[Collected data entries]

* begin *

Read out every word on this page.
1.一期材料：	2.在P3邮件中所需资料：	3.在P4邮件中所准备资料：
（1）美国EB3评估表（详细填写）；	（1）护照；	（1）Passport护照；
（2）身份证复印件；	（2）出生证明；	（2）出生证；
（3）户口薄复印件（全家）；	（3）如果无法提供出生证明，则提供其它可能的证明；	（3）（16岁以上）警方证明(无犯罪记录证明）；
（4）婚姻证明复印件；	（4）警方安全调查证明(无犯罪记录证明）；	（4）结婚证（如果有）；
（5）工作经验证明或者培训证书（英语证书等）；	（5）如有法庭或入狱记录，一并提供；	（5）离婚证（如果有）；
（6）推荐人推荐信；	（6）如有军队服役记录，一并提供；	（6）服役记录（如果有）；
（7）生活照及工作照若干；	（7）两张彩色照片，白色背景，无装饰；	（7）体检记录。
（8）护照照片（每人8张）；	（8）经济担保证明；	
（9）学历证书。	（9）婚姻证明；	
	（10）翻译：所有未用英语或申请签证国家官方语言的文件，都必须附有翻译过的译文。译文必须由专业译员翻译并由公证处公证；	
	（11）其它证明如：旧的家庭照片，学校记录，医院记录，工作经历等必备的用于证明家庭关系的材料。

* end *

**Task to complete:** All of the entries above should be written out again exactly.

**The result:**
Read out every word on this page.
1.一期材料：	2.在P3邮件中所需资料：	3.在P4邮件中所准备资料：
（1）美国EB3评估表（详细填写）；	（1）护照；	（1）Passport护照；
（2）身份证复印件；	（2）出生证明；	（2）出生证；
（3）户口薄复印件（全家）；	（3）如果无法提供出生证明，则提供其它可能的证明；	（3）（16岁以上）警方证明(无犯罪记录证明）；
（4）婚姻证明复印件；	（4）警方安全调查证明(无犯罪记录证明）；	（4）结婚证（如果有）；
（5）工作经验证明或者培训证书（英语证书等）；	（5）如有法庭或入狱记录，一并提供；	（5）离婚证（如果有）；
（6）推荐人推荐信；	（6）如有军队服役记录，一并提供；	（6）服役记录（如果有）；
（7）生活照及工作照若干；	（7）两张彩色照片，白色背景，无装饰；	（7）体检记录。
（8）护照照片（每人8张）；	（8）经济担保证明；	
（9）学历证书。	（9）婚姻证明；	
	（10）翻译：所有未用英语或申请签证国家官方语言的文件，都必须附有翻译过的译文。译文必须由专业译员翻译并由公证处公证；	
	（11）其它证明如：旧的家庭照片，学校记录，医院记录，工作经历等必备的用于证明家庭关系的材料。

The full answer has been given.